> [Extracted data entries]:
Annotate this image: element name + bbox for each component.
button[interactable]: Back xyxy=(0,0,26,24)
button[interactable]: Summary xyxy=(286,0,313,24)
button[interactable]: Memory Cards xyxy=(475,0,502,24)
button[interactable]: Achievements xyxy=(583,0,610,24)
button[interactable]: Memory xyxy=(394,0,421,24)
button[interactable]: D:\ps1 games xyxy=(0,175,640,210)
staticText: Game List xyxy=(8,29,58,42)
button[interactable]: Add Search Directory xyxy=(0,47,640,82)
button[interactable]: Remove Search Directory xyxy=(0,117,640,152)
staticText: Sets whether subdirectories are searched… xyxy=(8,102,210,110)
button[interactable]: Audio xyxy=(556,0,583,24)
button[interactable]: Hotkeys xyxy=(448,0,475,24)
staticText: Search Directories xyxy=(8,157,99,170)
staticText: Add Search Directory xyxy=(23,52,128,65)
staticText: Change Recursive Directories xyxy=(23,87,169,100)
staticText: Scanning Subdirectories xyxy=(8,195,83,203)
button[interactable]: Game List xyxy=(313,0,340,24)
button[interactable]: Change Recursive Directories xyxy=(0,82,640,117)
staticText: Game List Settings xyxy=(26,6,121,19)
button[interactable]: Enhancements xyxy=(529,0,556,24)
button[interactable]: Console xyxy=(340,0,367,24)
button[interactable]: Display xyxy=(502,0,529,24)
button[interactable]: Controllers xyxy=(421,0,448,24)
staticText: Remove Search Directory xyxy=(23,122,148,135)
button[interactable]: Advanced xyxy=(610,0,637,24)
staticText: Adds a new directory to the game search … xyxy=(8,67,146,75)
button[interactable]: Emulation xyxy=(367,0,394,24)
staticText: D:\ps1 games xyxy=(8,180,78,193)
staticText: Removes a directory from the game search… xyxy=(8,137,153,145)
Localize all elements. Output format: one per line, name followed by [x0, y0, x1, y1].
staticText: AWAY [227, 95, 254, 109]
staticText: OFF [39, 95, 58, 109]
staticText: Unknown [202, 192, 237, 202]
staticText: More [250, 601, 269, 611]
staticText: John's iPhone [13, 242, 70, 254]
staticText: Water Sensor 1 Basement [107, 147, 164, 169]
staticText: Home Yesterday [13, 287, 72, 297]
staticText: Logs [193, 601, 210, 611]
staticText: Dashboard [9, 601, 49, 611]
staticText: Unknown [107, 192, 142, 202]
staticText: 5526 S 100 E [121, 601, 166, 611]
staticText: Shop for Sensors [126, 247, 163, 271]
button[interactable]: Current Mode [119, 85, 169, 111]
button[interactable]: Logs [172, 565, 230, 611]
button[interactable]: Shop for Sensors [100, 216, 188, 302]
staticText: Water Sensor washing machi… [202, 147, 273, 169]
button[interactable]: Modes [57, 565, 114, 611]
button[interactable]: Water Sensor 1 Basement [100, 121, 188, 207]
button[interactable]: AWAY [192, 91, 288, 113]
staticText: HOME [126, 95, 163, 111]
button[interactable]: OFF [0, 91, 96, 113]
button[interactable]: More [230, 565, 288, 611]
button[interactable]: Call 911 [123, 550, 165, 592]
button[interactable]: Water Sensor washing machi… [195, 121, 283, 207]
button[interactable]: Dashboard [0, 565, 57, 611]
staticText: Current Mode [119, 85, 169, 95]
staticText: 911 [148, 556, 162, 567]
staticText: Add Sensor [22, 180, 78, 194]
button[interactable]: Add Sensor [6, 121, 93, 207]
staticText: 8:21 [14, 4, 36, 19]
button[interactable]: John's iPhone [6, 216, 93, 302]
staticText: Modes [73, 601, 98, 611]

> [WHAT IS ASKED]: Put the lines of the data into a numbered list, from the start of the data through the line containing "staticText: John's iPhone [13, 242, 70, 254]", both included. Leave out any blank lines.

> [RESPONSE BELOW]:
1. Annotate this image: element name + bbox for each component.
2. button[interactable]: Back xyxy=(0,0,26,24)
3. button[interactable]: Summary xyxy=(286,0,313,24)
4. button[interactable]: Memory Cards xyxy=(475,0,502,24)
5. button[interactable]: Achievements xyxy=(583,0,610,24)
6. button[interactable]: Memory xyxy=(394,0,421,24)
7. button[interactable]: D:\ps1 games xyxy=(0,175,640,210)
8. staticText: Game List xyxy=(8,29,58,42)
9. button[interactable]: Add Search Directory xyxy=(0,47,640,82)
10. button[interactable]: Remove Search Directory xyxy=(0,117,640,152)
11. staticText: Sets whether subdirectories are searched… xyxy=(8,102,210,110)
12. button[interactable]: Audio xyxy=(556,0,583,24)
13. button[interactable]: Hotkeys xyxy=(448,0,475,24)
14. staticText: Search Directories xyxy=(8,157,99,170)
15. staticText: Add Search Directory xyxy=(23,52,128,65)
16. staticText: Change Recursive Directories xyxy=(23,87,169,100)
17. staticText: Scanning Subdirectories xyxy=(8,195,83,203)
18. button[interactable]: Game List xyxy=(313,0,340,24)
19. button[interactable]: Change Recursive Directories xyxy=(0,82,640,117)
20. staticText: Game List Settings xyxy=(26,6,121,19)
21. button[interactable]: Enhancements xyxy=(529,0,556,24)
22. button[interactable]: Console xyxy=(340,0,367,24)
23. button[interactable]: Display xyxy=(502,0,529,24)
24. button[interactable]: Controllers xyxy=(421,0,448,24)
25. staticText: Remove Search Directory xyxy=(23,122,148,135)
26. button[interactable]: Advanced xyxy=(610,0,637,24)
27. staticText: Adds a new directory to the game search … xyxy=(8,67,146,75)
28. button[interactable]: Emulation xyxy=(367,0,394,24)
29. staticText: D:\ps1 games xyxy=(8,180,78,193)
30. staticText: Removes a directory from the game search… xyxy=(8,137,153,145)
31. Localize all elements. Output format: one per line, name followed by [x0, y0, x1, y1].
32. staticText: AWAY [227, 95, 254, 109]
33. staticText: OFF [39, 95, 58, 109]
34. staticText: Unknown [202, 192, 237, 202]
35. staticText: More [250, 601, 269, 611]
36. staticText: John's iPhone [13, 242, 70, 254]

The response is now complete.